### Records from a data source:
_____

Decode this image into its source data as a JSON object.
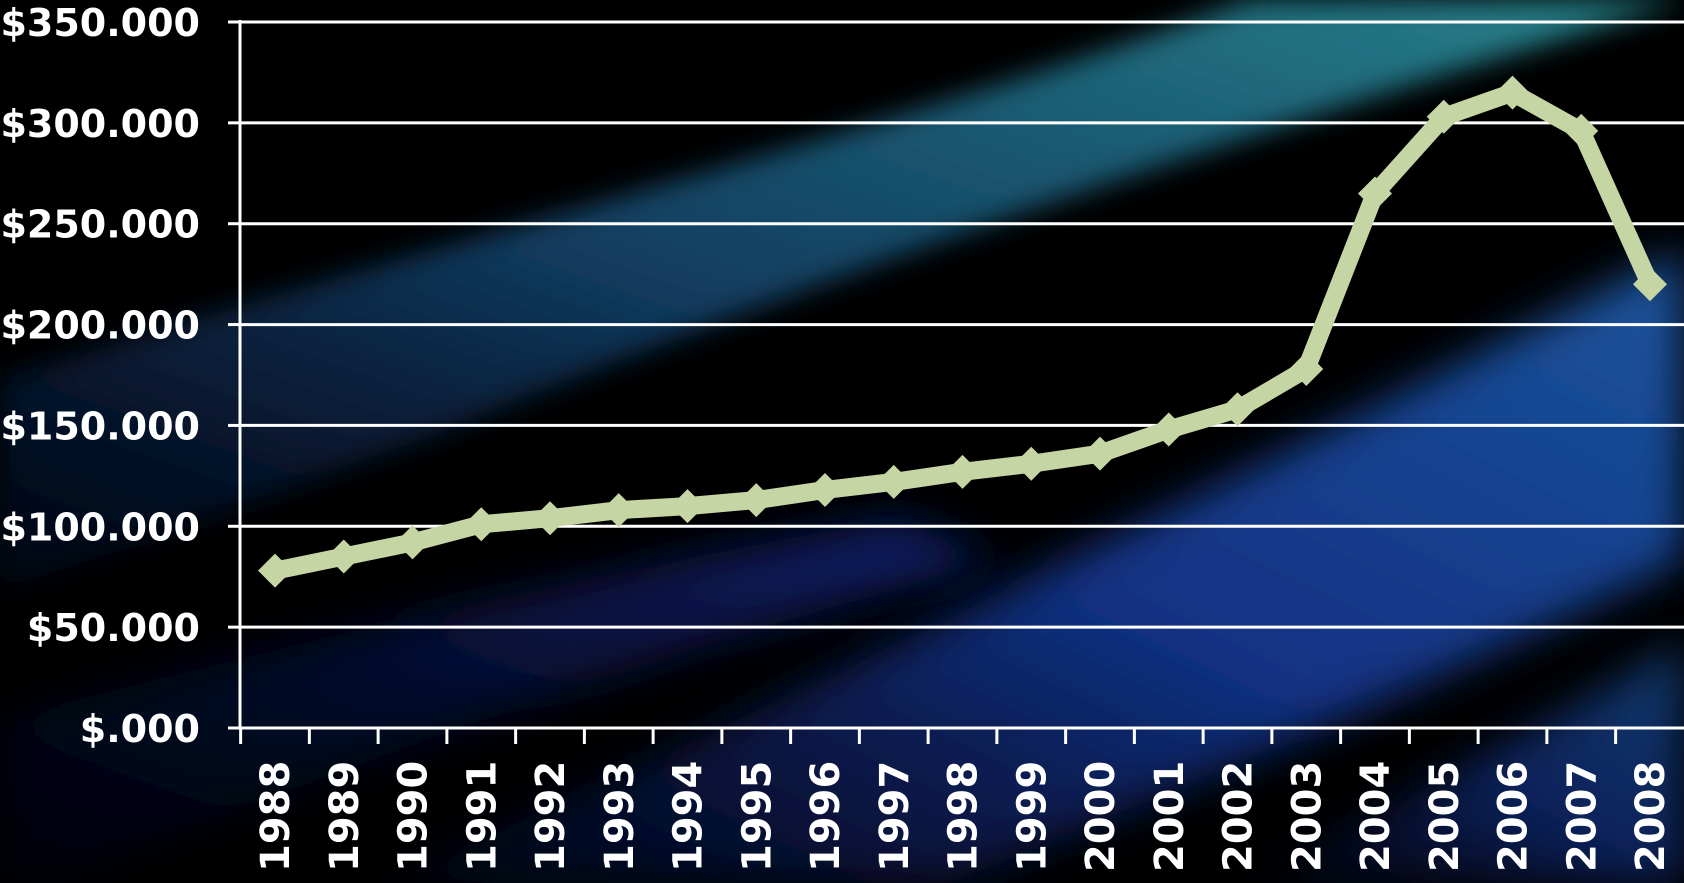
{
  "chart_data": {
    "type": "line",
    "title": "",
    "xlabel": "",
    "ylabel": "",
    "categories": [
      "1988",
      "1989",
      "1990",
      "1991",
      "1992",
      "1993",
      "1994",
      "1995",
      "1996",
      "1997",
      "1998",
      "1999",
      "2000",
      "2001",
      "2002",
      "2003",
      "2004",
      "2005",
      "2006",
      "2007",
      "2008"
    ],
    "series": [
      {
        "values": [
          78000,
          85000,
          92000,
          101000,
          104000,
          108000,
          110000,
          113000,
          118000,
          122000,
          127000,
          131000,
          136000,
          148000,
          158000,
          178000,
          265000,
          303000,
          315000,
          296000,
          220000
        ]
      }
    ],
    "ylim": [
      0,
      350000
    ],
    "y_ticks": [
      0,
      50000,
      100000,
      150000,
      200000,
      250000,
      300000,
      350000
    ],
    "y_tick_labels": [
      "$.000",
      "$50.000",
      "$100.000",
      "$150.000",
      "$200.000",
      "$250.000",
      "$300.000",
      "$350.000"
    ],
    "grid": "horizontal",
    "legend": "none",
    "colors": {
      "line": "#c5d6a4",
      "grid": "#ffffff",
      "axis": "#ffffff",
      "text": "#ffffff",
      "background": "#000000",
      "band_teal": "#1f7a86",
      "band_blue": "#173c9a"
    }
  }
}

_____

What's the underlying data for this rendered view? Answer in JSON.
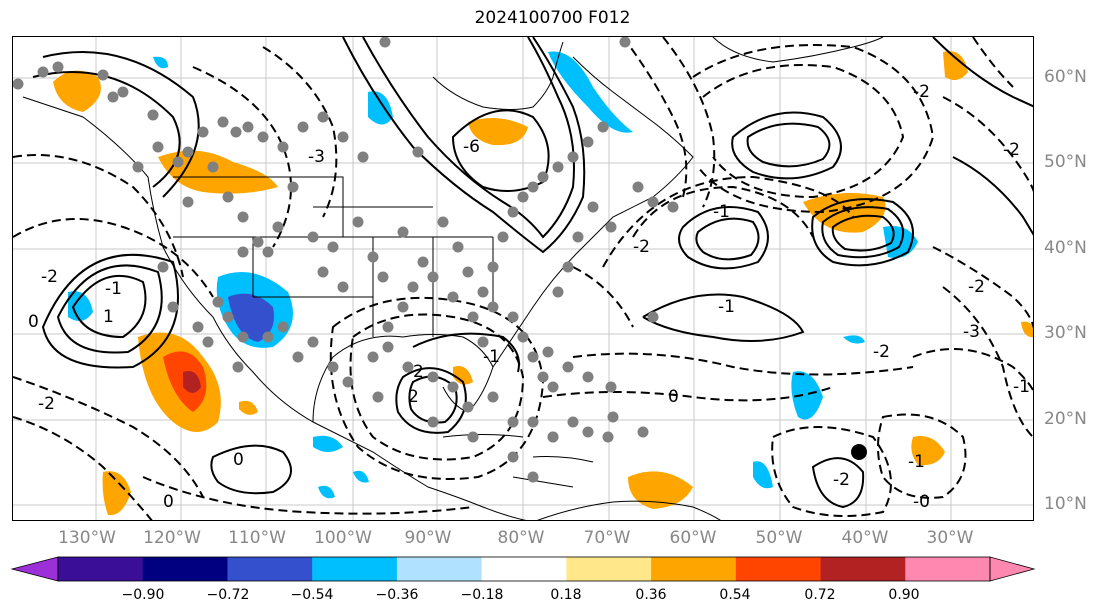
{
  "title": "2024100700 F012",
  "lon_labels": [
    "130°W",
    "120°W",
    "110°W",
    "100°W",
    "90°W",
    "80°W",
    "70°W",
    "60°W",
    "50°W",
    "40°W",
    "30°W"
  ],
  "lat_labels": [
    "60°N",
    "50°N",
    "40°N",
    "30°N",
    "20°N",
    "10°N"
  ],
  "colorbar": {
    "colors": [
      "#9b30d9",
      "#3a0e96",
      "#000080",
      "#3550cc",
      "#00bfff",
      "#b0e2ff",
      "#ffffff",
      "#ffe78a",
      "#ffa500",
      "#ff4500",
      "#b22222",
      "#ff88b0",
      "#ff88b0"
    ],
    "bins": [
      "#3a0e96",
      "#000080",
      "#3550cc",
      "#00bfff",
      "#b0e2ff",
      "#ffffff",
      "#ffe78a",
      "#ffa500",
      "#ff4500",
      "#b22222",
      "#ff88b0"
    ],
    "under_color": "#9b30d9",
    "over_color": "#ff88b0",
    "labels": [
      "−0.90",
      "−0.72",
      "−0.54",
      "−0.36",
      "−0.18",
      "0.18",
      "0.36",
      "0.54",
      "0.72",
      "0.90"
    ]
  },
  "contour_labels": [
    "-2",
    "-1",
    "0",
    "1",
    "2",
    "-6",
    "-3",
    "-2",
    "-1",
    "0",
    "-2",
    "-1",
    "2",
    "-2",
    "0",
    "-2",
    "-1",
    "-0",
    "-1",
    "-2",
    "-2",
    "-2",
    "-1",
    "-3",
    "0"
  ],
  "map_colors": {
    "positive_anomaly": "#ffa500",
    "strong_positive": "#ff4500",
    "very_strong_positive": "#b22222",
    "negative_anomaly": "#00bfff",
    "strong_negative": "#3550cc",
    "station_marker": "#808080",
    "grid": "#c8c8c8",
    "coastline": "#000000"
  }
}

_____

### TASK REQUIREMENTS:
From the entries, report each line that includes the word "this".

### THE ANSWER:
Decode this image into its source data as a JSON object.
What's the underlying data for this rendered view? Answer in JSON.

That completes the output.